> _Data listing_
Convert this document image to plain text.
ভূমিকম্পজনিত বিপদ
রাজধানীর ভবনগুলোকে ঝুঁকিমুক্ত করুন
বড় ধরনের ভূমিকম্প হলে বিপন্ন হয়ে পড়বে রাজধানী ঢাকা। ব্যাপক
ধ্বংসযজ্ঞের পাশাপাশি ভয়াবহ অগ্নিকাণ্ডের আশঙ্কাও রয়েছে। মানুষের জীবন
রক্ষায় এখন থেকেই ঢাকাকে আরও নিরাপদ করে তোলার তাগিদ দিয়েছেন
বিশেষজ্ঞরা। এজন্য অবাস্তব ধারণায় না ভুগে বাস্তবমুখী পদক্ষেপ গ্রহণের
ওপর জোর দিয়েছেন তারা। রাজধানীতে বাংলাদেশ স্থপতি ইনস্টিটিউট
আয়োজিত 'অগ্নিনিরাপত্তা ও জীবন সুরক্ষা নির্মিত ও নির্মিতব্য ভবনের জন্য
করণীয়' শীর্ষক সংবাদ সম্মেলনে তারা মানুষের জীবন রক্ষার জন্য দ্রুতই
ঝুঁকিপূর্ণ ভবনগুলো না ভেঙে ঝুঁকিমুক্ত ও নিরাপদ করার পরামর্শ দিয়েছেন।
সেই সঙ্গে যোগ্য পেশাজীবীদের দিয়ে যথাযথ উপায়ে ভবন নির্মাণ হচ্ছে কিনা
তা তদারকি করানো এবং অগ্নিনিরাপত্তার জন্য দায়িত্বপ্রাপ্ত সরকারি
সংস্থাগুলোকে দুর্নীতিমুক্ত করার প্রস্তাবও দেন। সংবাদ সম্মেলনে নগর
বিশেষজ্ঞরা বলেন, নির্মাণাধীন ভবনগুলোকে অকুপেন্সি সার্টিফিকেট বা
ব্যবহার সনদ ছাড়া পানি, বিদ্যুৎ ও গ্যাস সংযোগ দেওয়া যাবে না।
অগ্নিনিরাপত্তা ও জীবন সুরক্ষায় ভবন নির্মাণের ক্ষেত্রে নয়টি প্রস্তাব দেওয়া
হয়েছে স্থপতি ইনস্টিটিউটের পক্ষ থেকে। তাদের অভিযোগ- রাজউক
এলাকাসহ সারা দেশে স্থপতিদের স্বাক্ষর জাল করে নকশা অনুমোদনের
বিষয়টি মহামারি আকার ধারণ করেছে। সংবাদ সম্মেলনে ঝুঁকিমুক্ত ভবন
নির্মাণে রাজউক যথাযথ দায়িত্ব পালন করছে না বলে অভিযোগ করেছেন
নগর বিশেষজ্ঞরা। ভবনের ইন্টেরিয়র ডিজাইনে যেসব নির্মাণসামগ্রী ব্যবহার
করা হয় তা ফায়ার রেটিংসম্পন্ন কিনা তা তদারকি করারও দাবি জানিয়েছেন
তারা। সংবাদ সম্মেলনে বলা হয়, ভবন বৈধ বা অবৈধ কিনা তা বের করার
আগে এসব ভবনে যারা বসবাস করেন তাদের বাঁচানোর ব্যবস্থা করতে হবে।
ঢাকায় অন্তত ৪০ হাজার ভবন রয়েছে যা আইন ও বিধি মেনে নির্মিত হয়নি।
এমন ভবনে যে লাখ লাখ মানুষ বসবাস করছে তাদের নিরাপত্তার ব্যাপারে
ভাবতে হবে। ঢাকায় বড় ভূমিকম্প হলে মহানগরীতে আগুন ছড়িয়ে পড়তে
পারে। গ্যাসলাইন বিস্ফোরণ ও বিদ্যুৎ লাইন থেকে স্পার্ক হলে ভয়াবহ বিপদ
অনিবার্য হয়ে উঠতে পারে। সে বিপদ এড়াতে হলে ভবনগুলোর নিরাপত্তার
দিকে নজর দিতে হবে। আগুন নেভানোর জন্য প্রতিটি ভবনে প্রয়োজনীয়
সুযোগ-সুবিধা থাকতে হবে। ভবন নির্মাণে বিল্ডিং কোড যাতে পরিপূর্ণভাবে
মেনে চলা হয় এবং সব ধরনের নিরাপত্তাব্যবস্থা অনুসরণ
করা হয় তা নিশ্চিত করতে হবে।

> _Your objective_
Copy all of the data. Keep every word exactly as it is.

> _Answer to this problem_
Convert this document image to plain text.
ভূমিকম্পজনিত বিপদ
রাজধানীর ভবনগুলোকে ঝুঁকিমুক্ত করুন
বড় ধরনের ভূমিকম্প হলে বিপন্ন হয়ে পড়বে রাজধানী ঢাকা। ব্যাপক
ধ্বংসযজ্ঞের পাশাপাশি ভয়াবহ অগ্নিকাণ্ডের আশঙ্কাও রয়েছে। মানুষের জীবন
রক্ষায় এখন থেকেই ঢাকাকে আরও নিরাপদ করে তোলার তাগিদ দিয়েছেন
বিশেষজ্ঞরা। এজন্য অবাস্তব ধারণায় না ভুগে বাস্তবমুখী পদক্ষেপ গ্রহণের
ওপর জোর দিয়েছেন তারা। রাজধানীতে বাংলাদেশ স্থপতি ইনস্টিটিউট
আয়োজিত 'অগ্নিনিরাপত্তা ও জীবন সুরক্ষা নির্মিত ও নির্মিতব্য ভবনের জন্য
করণীয়' শীর্ষক সংবাদ সম্মেলনে তারা মানুষের জীবন রক্ষার জন্য দ্রুতই
ঝুঁকিপূর্ণ ভবনগুলো না ভেঙে ঝুঁকিমুক্ত ও নিরাপদ করার পরামর্শ দিয়েছেন।
সেই সঙ্গে যোগ্য পেশাজীবীদের দিয়ে যথাযথ উপায়ে ভবন নির্মাণ হচ্ছে কিনা
তা তদারকি করানো এবং অগ্নিনিরাপত্তার জন্য দায়িত্বপ্রাপ্ত সরকারি
সংস্থাগুলোকে দুর্নীতিমুক্ত করার প্রস্তাবও দেন। সংবাদ সম্মেলনে নগর
বিশেষজ্ঞরা বলেন, নির্মাণাধীন ভবনগুলোকে অকুপেন্সি সার্টিফিকেট বা
ব্যবহার সনদ ছাড়া পানি, বিদ্যুৎ ও গ্যাস সংযোগ দেওয়া যাবে না।
অগ্নিনিরাপত্তা ও জীবন সুরক্ষায় ভবন নির্মাণের ক্ষেত্রে নয়টি প্রস্তাব দেওয়া
হয়েছে স্থপতি ইনস্টিটিউটের পক্ষ থেকে। তাদের অভিযোগ- রাজউক
এলাকাসহ সারা দেশে স্থপতিদের স্বাক্ষর জাল করে নকশা অনুমোদনের
বিষয়টি মহামারি আকার ধারণ করেছে। সংবাদ সম্মেলনে ঝুঁকিমুক্ত ভবন
নির্মাণে রাজউক যথাযথ দায়িত্ব পালন করছে না বলে অভিযোগ করেছেন
নগর বিশেষজ্ঞরা। ভবনের ইন্টেরিয়র ডিজাইনে যেসব নির্মাণসামগ্রী ব্যবহার
করা হয় তা ফায়ার রেটিংসম্পন্ন কিনা তা তদারকি করারও দাবি জানিয়েছেন
তারা। সংবাদ সম্মেলনে বলা হয়, ভবন বৈধ বা অবৈধ কিনা তা বের করার
আগে এসব ভবনে যারা বসবাস করেন তাদের বাঁচানোর ব্যবস্থা করতে হবে।
ঢাকায় অন্তত ৪০ হাজার ভবন রয়েছে যা আইন ও বিধি মেনে নির্মিত হয়নি।
এমন ভবনে যে লাখ লাখ মানুষ বসবাস করছে তাদের নিরাপত্তার ব্যাপারে
ভাবতে হবে। ঢাকায় বড় ভূমিকম্প হলে মহানগরীতে আগুন ছড়িয়ে পড়তে
পারে। গ্যাসলাইন বিস্ফোরণ ও বিদ্যুৎ লাইন থেকে স্পার্ক হলে ভয়াবহ বিপদ
অনিবার্য হয়ে উঠতে পারে। সে বিপদ এড়াতে হলে ভবনগুলোর নিরাপত্তার
দিকে নজর দিতে হবে। আগুন নেভানোর জন্য প্রতিটি ভবনে প্রয়োজনীয়
সুযোগ-সুবিধা থাকতে হবে। ভবন নির্মাণে বিল্ডিং কোড যাতে পরিপূর্ণভাবে
মেনে চলা হয় এবং সব ধরনের নিরাপত্তাব্যবস্থা অনুসরণ
করা হয় তা নিশ্চিত করতে হবে।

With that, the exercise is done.